**What you need to do**
1 - In the text about the PostgreSQL standby server, rewrite the part that begins with the words "Owr in-house application" and ends with "updated to 9.6.6).", switching "master server" to "primary server".
2 - Pick up the text about the PostgreSQL standby server's search_results query where it stops and keep writing.

**Document segment**
═══
Owr in-house application load-balances some non time-critical read queries
to an assynchronous streaming standby server.
The standby server was running PostgreSQL 9.6.6 and the master server was
running 9.6.5 (today the master server has been updated to 9.6.6).
The query is a single table very fast select like this (predicate was
anonymized for non-disclosure, we're not running prepared statements
here):
SELECT search_results.* FROM search_results WHERE search_results.profile_id
= ? ORDER BY array_length(agenda_ids, 1) desc nulls last, practice_id;
The table structure is:
Table
"public.search_results"
Column | Type | Collation |
Nullable | Default
---------------------------------+-----------------------------+-----------+----------+--------------------------------------------
id | integer | |
not null | nextval('search_results_id_seq'::regclass)
practice_id | integer | |
|
speciality_id | integer | |
|
profile_id | integer | |
not null |
agenda_ids | character varying(255)[] | |
|
name | character varying(255) | |
|
latitude | double precision | |
|
longitude | double precision | |
|
created_at | timestamp without time zone | |
|
updated_at | timestamp without time zone | |
|
searchable | boolean | |
not null | false
rank | integer | |
not null | 0
zipcode | character varying(255) | |
not null |
country | character varying(2) | |
|
visit_motive_label_ids | integer[] | |
not null | '{}'::integer[]
external_availabilities_service | boolean | |
not null | false
profile_practice_detail_id | integer | |
|
visit_motive_ids | integer[] | |
| '{}'::integer[]
name_search_only | boolean | |
not null | false
top_specialities | character varying[] | |
not null | '{}'::character varying[]
Indexes:
"search_results_pkey" PRIMARY KEY, btree (id)
"index_search_results_on_practice_id" btree (practice_id)
"index_search_results_on_profile_id" btree (profile_id)
"index_search_results_on_profile_practice_detail_id" btree
(profile_practice_detail_id)
"index_search_results_on_speciality_id" btree (speciality_id)
═══
**Raw data**
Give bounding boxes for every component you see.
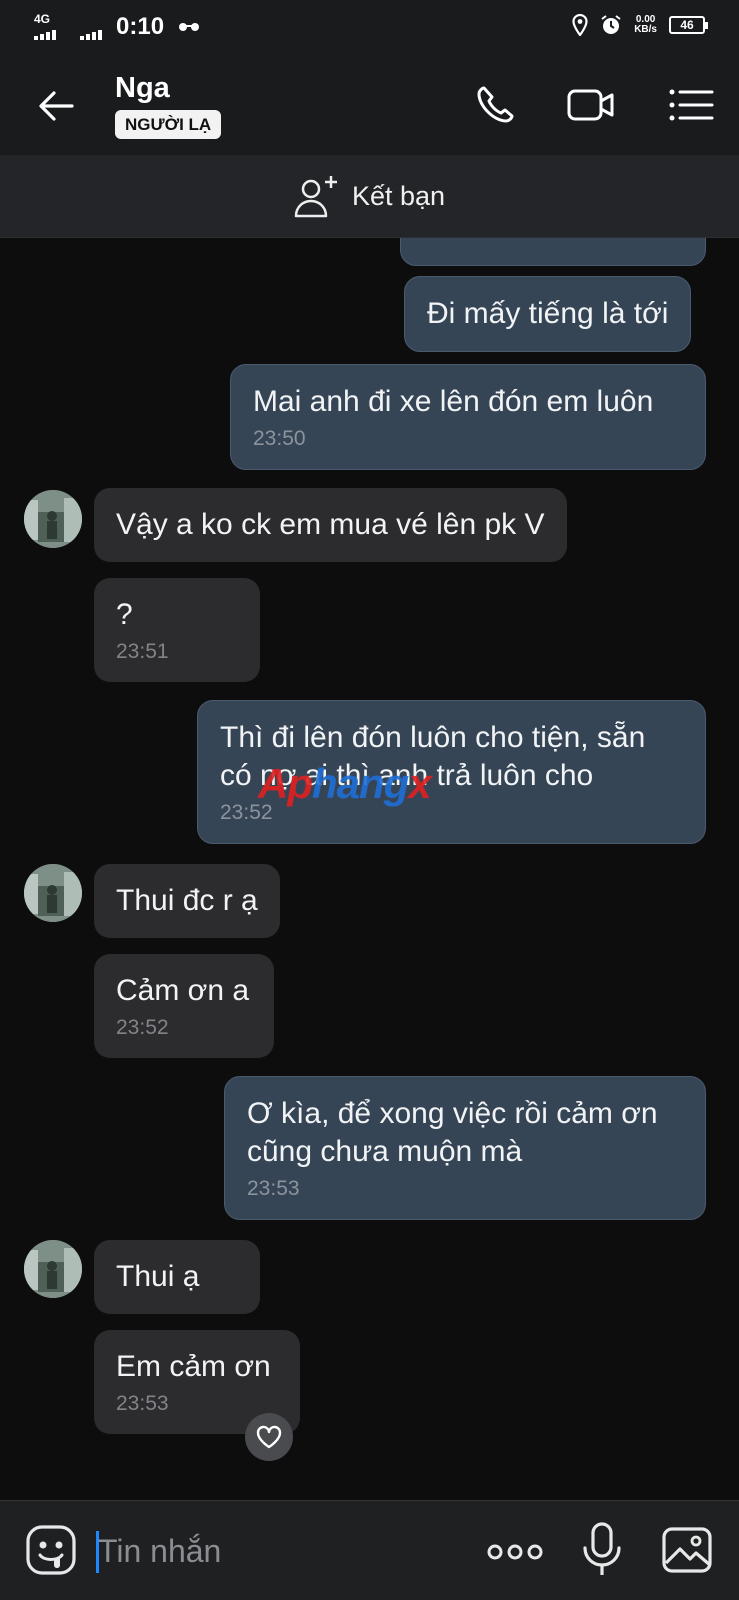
═══
**Per-task outputs**
1 -
Owr in-house application load-balances some non time-critical read queries
to an assynchronous streaming standby server.
The standby server was running PostgreSQL 9.6.6 and the primary server was
running 9.6.5 (today the primary server has been updated to 9.6.6).

2 -
"tsvector_on_search_results" gin
(to_tsvector('doctolib_name_search'::regconfig, COALESCE(name, ''::character
varying)::text))
Foreign-key constraints:
"search_results_practice_id_fk" FOREIGN KEY (practice_id) REFERENCES
practices(id)
"search_results_profile_id_fk" FOREIGN KEY (profile_id) REFERENCES
profiles(id)
"search_results_profile_practice_detail_id_fk" FOREIGN KEY
(profile_practice_detail_id) REFERENCES profile_practice_details(id)
"search_results_speciality_id_fk" FOREIGN KEY (speciality_id) REFERENCES
specialities(id)
Several similar queries stacked up until we restarted postmaster. A
statement_timeout of 7 seconds is set to all queries on standby.
The blocking process was probably the wal receiver, since we didn't found
queries from the blocking PID on the logs, and we didn't run a PS during the
incident to confirm, we lost track of this with the postmaster restart,
nothing else is logged.
max_standby_streaming_delay is set to -1. We're used to see some replication
lag caused by master cleanups on tables related to running queries on
standby. During this incident, streaming lag exploded to several GB, we have
it monitored from pg_stat_replication view.
The only thing we found on master was an autovacuum that logged this,
exactly at the beggining of the incident:
automatic vacuum of table "doctolib.public.search_results": index scans: 1
pages: 7512 removed, 8138 remain, 0 skipped due to pins, 7801 skipped
frozen
tuples: 0 removed, 264186 remain, 0 are dead but not yet removable
buffer usage: 49032 hits, 35850 misses, 18054 dirtied
avg read rate: 4.068 MB/s, avg write rate: 2.049 MB/s
system usage: CPU 0.62s/1.30u sec elapsed 68.84 sec
This table is fully refreshed every hour hour with this transaction:
BEGIN;
DELETE FROM search_results;
Loop here - INSERT INTO search_results...;
COMMIT;
The inserts loop can take tens of minutes, around half an hour. Delete runs
in less then a second.
This autovacuum worker seemed to appear just after this refresh operation,
as expected.
No recent changes were made in the table's structure or the query. We see
these operations all the time in our application and we can say that it's
the first time in months that we saw this lock behaviour in the standby
server. Locks are also monitored, relation locks never appeared before.
Since this lock is not expected in a standby server configured this way,
we're suspecting that a bug in PostgreSQL is possible.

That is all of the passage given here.